Iker Vicente : La mécanique des ombres

LAS COSAS SUCEDEN OTRA VEZ, Variaciones para Cuévano de la tercera sinfonía tonta. instalación eléctrica – pedaleable para armar
d’Iker Vicente
Museo del Pueblo de Guanajuato, Centro historico, Guanajuato, Mexique, du 12 mai au 20 juin 2004.

La roue de bicyclette fixée à un banc de Marcel Duchamp appartient à l’iconologie de la modernité. Les images composites des œuvres du siècle dernier se bousculent et constituent le champ des nombreuses références incontournables de l’histoire de l’art mondial, et quelquefois de la culture populaire. Dans une chambre noire, une petite lampe éclaire une bicyclette recomposée, un vélo stationnaire, dont la fonction a été savamment détournée. À l’heure où il n’y a place que pour les nouvelles technologies et le numérique, l’ordinateur brille par son absence; ici, pas de clavier, ni d’écran ou de moniteur. Un tout autre univers nous envahit, une mécanique faite de rouages grinçants et « chambranlants ». Des fils de couleur courent un peu partout dans la pièce, une manette qu’il faut actionner, une machine pour solitaire avec un siège et/ou un pédalier. Le visiteur s’installe et se met à pédaler, et des mobiles constitués de marionnettes métalliques s’agitent alors au-dessus de sa tête. Les ressorts, broches, cannes de conserve, bouts de ficelle, bandes de métal et bouchons, tous des objets tirés du quotidien, simulent la tête et les membres de ces guignols pathétiques. Grâce à l’électricité engendrée, de minuscules projecteurs s’allument et le profil de ces personnages décharnés, voire squelettiques, apparaît aux murs : ainsi s’opère la magie des ombres. Nous devenons à notre tour les manipulateurs de ces pantins de broche en leur prêtant apparence de vie.

Le dispositif de l’installation nous réfère au septième art en raison de la projection d’images, mais aussi, et curieusement, à cause de l’étrange allure du vélo. L’appareil fait penser à quelques films de science-fiction surannés des années 1960 et 1970 tels que Soylent Green, où le personnage joué par Edward G. Robinson chevauche une bicyclette afin de générer de l’électricité; ou encore à cette autre machine insolite du film de George Pal, The Time Machine. L’expérience de l’engin se réalise dans le temps, dans un moment particulier qui rompt radicalement avec la réalité qui le précède. Il existe un instant avant l’apparition des images, un pendant et un après. Grâce à une technologie du pauvre et à une mécano d’éléments rafistolés à la fois simple et complexe, Iker Vicente nous remémore les principes du praxinoscope d’Émile Reynaud, sans toutefois recréer l’illusion du mouvement même si les marionnettes se déplacent dans l’espace. Mieux encore, l’installation soutiendrait la comparaison avec le théâtre des ombres d’Extrême-Orient, tradition vieille de trois mille ans, et l’univers d’un Alexander Calder. Elle rompt avec l’image d’un art mexicain coincé avec l’héritage coloré des muralistes préférant de loin l’intimité d’une chambre ténébreuse aux surdimensionnements picturaux de l’histoire avec un grand H.

****

- Consigne: Prolongez le texte ci-dessus sur l'installation d'ombres d'Iker Vicente, à partir de sa dernière phrase.

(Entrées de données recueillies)
****

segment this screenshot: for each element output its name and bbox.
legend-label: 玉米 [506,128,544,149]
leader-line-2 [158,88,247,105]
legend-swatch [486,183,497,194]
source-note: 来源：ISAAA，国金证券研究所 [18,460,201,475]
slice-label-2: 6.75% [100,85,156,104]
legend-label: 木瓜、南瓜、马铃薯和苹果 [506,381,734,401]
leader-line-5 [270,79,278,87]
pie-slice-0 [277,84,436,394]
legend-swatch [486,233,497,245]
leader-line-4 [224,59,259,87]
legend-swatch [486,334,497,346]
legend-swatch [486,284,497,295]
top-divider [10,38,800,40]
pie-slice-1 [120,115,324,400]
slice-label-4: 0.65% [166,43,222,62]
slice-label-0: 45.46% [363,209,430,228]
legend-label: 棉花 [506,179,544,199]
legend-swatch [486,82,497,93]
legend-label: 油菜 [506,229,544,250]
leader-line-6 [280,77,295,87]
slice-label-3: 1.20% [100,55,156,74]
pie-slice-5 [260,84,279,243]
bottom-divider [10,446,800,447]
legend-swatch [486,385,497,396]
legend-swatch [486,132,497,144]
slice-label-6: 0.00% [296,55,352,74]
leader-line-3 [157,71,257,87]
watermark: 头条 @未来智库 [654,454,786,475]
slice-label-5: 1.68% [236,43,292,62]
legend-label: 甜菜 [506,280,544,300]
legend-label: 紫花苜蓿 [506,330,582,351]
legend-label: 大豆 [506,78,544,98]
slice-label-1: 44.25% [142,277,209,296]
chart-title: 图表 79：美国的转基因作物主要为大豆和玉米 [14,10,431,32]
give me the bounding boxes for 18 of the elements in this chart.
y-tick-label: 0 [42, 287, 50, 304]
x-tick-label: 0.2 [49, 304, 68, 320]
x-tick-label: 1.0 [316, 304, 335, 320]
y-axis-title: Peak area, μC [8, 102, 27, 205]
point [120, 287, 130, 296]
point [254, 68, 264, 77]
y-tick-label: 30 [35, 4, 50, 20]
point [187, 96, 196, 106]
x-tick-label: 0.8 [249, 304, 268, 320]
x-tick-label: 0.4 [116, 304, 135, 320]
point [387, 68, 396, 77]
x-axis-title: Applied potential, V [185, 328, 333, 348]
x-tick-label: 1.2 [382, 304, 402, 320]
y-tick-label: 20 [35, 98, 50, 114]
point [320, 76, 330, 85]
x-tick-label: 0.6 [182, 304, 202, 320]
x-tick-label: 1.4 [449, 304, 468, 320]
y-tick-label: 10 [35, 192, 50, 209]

****

- Réponse ci-dessous:
Dans la salle d’exposition, le paradoxe de la lumière exige la simultanéité de l’obscurité. Les rayons de la source lumineuse rencontrent un objet, le contournent, le découpent, et le transpercent pour le propulser dans l’espace. Un corps intercepte la lumière; son importance n’est que relative. Le profil plus ou moins déformé sur le mur ne correspond pas à l’objet proprement dit, mais à la projection de sa qualité intrinsèque. La nature même de l’ombre, tel un spectre, saisit sa source dans la fugacité. Une empreinte se pose temporairement sur la rétine. Elle montre ce qui ne peut être, une présence fragile et momentanée, une illusion. L’immatérialité du phénomène surgit du résultat d’une action, d’une transformation et de la résistance de la matière. Le résultat observé, l’ombre, se concrétise par-delà la matière comme un non-objet, une non-substance, une non-mémoire. Cette sensation s’accentue grâce à la légèreté des mobiles qui donne un aspect fantomatique à la forme qui ne peut paraître avec exactitude une seconde fois dans les mêmes conditions. L’information se dissipe aussitôt aperçue sans laisser de traces, incorporelle; seule demeure l’impression d’avoir surpris quelque chose, une forme flottant dans l’espace.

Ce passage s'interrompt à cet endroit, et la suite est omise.